» DATA LISTING:
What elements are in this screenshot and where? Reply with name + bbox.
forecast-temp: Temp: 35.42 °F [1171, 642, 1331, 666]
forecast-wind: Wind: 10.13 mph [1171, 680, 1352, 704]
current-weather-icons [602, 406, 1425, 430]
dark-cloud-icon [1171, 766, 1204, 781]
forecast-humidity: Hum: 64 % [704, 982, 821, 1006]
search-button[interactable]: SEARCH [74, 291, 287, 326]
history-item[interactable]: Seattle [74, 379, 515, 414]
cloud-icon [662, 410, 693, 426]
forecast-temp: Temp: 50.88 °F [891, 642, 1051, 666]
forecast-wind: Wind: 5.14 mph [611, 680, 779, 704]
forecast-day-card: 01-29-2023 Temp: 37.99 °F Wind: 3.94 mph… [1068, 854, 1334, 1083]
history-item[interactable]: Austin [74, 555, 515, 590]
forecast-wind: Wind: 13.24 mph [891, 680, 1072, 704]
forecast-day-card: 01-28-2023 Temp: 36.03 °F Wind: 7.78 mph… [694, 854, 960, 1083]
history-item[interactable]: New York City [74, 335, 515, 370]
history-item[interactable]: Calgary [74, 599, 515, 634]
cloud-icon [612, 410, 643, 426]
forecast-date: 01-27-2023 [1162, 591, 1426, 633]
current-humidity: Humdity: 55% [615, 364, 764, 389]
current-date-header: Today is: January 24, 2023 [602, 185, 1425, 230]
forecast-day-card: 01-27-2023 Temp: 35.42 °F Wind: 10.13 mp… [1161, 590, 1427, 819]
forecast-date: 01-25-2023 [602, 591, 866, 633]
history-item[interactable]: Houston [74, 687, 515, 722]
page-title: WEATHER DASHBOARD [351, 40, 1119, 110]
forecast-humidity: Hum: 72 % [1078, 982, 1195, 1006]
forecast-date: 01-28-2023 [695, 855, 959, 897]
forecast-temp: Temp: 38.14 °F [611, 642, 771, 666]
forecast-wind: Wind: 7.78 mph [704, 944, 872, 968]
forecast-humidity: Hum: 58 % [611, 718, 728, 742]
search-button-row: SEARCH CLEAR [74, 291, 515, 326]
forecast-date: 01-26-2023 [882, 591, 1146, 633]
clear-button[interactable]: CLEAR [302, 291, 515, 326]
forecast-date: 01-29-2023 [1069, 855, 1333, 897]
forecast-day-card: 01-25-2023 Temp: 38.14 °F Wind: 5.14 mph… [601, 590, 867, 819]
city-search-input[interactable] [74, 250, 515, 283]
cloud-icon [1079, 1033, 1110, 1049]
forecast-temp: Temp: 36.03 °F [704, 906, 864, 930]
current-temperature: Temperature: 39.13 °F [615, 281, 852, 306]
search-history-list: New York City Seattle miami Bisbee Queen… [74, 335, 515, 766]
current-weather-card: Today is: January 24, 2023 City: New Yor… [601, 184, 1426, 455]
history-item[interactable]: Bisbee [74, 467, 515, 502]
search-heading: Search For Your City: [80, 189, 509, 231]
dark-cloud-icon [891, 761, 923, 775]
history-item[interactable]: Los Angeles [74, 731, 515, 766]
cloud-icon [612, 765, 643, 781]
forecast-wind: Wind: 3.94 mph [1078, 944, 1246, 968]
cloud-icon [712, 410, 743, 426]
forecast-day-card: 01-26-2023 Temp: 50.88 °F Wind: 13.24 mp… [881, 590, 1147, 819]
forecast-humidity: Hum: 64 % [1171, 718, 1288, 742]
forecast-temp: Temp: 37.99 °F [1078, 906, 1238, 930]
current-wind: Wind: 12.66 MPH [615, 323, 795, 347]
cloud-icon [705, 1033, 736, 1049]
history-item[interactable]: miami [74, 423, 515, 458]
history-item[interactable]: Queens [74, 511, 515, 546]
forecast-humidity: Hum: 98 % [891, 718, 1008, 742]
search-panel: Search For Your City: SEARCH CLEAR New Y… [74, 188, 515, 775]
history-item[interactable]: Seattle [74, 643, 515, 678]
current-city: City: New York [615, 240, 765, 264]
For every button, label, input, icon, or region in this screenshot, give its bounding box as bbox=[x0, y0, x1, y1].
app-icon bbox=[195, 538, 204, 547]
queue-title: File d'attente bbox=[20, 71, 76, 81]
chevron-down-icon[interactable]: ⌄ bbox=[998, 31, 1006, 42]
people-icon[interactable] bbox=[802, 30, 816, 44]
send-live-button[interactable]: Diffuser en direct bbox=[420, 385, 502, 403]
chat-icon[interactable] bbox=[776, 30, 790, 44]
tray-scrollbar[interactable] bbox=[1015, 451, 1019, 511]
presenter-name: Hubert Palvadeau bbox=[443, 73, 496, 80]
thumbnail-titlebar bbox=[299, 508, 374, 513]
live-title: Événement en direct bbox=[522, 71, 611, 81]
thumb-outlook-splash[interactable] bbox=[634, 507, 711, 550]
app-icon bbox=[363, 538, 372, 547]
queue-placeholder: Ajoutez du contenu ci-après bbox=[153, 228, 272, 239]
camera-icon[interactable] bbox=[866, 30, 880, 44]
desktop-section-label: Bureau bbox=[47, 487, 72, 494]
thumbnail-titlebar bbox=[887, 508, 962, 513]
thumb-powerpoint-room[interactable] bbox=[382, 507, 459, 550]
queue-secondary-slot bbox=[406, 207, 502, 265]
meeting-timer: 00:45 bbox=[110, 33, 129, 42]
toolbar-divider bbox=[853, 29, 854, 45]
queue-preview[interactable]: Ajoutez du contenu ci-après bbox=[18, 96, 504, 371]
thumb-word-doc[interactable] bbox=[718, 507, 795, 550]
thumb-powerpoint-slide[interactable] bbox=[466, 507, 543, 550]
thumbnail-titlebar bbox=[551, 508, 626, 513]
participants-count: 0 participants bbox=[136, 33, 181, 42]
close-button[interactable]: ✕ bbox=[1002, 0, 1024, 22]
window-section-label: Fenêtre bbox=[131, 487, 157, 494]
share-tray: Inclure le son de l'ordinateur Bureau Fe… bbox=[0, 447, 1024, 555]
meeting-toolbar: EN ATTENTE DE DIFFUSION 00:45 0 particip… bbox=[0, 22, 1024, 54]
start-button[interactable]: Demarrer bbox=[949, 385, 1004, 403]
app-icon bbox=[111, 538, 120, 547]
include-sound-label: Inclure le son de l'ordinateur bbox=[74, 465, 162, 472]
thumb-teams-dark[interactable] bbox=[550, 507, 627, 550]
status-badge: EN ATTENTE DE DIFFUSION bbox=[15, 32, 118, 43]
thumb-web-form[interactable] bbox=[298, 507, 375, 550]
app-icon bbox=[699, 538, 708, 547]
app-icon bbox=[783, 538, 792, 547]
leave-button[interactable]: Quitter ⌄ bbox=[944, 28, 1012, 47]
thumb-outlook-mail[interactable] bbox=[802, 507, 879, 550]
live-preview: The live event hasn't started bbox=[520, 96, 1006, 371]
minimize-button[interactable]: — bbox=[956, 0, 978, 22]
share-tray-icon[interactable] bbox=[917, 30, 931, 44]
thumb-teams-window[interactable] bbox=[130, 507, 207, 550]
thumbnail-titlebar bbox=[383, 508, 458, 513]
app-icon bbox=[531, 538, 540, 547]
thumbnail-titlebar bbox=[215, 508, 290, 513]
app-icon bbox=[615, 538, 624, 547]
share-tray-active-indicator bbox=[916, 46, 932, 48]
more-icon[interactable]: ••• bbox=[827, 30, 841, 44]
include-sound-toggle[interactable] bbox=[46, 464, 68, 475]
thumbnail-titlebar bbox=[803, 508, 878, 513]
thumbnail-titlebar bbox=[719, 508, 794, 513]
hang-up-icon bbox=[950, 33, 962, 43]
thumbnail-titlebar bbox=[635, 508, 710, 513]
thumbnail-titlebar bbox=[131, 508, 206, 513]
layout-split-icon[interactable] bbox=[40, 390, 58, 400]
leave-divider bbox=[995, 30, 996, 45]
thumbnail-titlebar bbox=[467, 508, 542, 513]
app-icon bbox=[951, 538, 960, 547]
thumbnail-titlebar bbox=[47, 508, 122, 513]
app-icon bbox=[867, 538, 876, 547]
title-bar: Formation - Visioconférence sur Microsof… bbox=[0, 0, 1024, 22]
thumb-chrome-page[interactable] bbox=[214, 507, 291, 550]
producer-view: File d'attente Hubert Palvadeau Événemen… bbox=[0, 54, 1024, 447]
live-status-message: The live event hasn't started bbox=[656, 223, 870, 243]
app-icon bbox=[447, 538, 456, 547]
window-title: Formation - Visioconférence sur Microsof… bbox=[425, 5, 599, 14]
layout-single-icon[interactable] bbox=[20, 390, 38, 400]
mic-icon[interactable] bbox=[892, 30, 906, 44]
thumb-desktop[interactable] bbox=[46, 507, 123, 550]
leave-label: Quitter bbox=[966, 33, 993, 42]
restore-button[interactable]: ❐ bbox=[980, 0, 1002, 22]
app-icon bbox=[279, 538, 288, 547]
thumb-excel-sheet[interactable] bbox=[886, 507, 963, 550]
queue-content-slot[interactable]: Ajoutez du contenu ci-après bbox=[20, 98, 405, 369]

» WRITTEN INSTRUCTION:
Rewrite the rows from the beginning through the row containing "forecast-wind: Wind: 5.14", substituting "forecast-wind-speed" for "forecast-wind" and leaving everything else unchanged.

» TASK RESPONSE:
What elements are in this screenshot and where? Reply with name + bbox.
forecast-temp: Temp: 35.42 °F [1171, 642, 1331, 666]
forecast-wind-speed: Wind: 10.13 mph [1171, 680, 1352, 704]
current-weather-icons [602, 406, 1425, 430]
dark-cloud-icon [1171, 766, 1204, 781]
forecast-humidity: Hum: 64 % [704, 982, 821, 1006]
search-button[interactable]: SEARCH [74, 291, 287, 326]
history-item[interactable]: Seattle [74, 379, 515, 414]
cloud-icon [662, 410, 693, 426]
forecast-temp: Temp: 50.88 °F [891, 642, 1051, 666]
forecast-wind-speed: Wind: 5.14 mph [611, 680, 779, 704]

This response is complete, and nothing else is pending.